Stopping by the strip club works for me!!!!!!!!!!!!!!!!!!1


----------



## durallymax (Nov 2, 2011)

yardguy28;1552932 said:


> that's the ONE thing I hate about being solo in general. never having anyone to talk. especially when doing snow removal. it's so quiet and lonely at 1am when everything is cold, dark and quiet.


I like talking to people somewhat in the day but my favorite part about working late is that its dark and youre alone. No distractions, less stress in busy areas like filling stations due to less traffic, snow moves better due to less compactions. Just nice being dark and alone. I like working late in the shop too because I can blast the radio and scare all of the nightime workers when they see me walk in the barn as they think nobody else is around but them.

I agree on the good backup lights and good mirrors reducing stress.

▶ **Spatial layout data**

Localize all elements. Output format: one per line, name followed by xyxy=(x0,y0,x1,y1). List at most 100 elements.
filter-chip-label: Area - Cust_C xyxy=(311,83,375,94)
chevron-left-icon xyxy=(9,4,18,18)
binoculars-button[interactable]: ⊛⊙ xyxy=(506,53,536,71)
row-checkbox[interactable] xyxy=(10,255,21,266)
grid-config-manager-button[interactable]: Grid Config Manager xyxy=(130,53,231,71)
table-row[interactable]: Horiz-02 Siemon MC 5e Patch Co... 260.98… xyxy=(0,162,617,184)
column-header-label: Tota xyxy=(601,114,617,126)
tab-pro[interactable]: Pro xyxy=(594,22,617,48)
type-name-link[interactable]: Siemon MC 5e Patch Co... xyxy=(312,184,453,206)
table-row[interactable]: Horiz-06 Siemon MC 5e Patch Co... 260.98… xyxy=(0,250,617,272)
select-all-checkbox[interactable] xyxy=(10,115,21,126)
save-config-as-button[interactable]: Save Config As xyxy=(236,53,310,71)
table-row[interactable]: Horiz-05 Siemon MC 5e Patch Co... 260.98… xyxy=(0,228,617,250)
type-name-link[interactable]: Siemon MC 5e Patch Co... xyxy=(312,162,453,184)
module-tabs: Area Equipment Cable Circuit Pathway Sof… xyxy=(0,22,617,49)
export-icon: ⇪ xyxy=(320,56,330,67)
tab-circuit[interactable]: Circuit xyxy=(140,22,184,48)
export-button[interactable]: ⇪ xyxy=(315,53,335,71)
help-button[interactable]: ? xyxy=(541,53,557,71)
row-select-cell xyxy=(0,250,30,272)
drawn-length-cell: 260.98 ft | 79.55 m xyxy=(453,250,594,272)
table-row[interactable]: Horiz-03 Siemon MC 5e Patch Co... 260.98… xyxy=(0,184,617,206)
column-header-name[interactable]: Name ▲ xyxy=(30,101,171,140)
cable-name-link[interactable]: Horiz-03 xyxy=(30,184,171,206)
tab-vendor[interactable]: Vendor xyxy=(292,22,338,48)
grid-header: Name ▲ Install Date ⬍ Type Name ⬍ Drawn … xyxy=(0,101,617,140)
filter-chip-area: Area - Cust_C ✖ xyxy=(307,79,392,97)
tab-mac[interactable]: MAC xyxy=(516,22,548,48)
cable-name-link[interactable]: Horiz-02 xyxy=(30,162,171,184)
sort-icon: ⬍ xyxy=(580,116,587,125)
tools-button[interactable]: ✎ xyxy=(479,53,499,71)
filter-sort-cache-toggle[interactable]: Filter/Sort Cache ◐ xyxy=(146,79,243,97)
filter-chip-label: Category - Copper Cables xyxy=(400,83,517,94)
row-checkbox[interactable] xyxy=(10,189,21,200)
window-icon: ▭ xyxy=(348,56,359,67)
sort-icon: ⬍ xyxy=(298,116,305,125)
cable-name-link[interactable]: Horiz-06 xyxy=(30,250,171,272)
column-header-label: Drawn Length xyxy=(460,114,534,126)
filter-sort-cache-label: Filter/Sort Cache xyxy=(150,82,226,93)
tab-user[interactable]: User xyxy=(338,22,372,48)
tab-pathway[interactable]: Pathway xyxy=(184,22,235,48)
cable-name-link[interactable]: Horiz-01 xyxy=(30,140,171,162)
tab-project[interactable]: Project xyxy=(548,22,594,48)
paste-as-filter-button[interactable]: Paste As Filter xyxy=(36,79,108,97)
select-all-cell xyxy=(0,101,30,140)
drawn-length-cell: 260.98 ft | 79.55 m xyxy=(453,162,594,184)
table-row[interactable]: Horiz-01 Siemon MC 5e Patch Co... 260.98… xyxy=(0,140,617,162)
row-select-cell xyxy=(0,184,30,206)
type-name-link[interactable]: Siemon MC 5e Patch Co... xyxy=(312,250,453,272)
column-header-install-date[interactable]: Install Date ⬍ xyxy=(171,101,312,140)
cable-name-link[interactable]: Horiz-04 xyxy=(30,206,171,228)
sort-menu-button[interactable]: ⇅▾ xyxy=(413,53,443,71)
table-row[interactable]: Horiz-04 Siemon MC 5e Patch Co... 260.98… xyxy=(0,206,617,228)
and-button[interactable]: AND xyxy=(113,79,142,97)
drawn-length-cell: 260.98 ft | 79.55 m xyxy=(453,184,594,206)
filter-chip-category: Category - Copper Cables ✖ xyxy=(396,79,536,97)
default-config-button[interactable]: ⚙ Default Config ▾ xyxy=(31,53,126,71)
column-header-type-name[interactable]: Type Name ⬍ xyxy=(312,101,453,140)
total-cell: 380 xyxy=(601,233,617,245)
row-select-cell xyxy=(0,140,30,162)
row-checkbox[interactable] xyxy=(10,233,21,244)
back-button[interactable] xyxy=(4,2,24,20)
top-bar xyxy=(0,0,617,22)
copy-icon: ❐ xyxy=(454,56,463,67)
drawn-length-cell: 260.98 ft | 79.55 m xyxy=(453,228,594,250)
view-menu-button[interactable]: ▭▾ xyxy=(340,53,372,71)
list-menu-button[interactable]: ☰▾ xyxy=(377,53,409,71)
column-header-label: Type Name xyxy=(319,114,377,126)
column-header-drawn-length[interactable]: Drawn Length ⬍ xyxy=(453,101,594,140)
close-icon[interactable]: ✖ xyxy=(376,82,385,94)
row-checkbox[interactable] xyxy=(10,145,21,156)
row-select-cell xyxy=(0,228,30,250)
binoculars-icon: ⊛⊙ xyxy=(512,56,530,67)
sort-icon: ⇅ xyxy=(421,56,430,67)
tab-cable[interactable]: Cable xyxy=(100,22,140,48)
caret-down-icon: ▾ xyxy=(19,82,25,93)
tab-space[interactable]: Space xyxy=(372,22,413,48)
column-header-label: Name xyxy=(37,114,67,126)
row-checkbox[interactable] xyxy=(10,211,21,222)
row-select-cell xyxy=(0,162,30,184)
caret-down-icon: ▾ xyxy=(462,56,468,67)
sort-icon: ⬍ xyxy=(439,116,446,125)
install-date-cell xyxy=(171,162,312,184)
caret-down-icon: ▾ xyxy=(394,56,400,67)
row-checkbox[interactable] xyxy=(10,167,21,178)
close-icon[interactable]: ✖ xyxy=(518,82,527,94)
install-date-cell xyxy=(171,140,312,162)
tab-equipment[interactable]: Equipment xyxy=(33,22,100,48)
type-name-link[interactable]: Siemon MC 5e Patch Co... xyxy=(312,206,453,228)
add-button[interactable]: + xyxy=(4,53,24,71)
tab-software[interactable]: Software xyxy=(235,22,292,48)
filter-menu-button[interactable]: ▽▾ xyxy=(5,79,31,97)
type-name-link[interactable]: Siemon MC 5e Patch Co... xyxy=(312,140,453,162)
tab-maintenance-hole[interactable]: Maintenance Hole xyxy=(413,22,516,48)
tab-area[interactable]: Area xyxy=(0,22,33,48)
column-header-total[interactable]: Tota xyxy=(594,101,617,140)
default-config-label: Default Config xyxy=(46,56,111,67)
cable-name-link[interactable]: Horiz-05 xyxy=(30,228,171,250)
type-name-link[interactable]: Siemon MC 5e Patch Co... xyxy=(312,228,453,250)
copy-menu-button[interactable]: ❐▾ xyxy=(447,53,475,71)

▶ **Problem set**
- a) In the forum thread about working alone, what adjectives does the quoted post use to describe everything at 1am?
- b) How would you say this sentence from the forum thread in Spanish: "I agree on the good backup lights and good mirrors reducing stress."
- c) Copy the forum thread from "## durallymax (Nov" to "around but them.".

▶ **Answers for the exercise**
- a) cold, dark, quiet

- b) Estoy de acuerdo en que las buenas luces de reversa y los buenos espejos reducen el estrés.

- c)
## durallymax (Nov 2, 2011)

yardguy28;1552932 said:


> that's the ONE thing I hate about being solo in general. never having anyone to talk. especially when doing snow removal. it's so quiet and lonely at 1am when everything is cold, dark and quiet.


I like talking to people somewhat in the day but my favorite part about working late is that its dark and youre alone. No distractions, less stress in busy areas like filling stations due to less traffic, snow moves better due to less compactions. Just nice being dark and alone. I like working late in the shop too because I can blast the radio and scare all of the nightime workers when they see me walk in the barn as they think nobody else is around but them.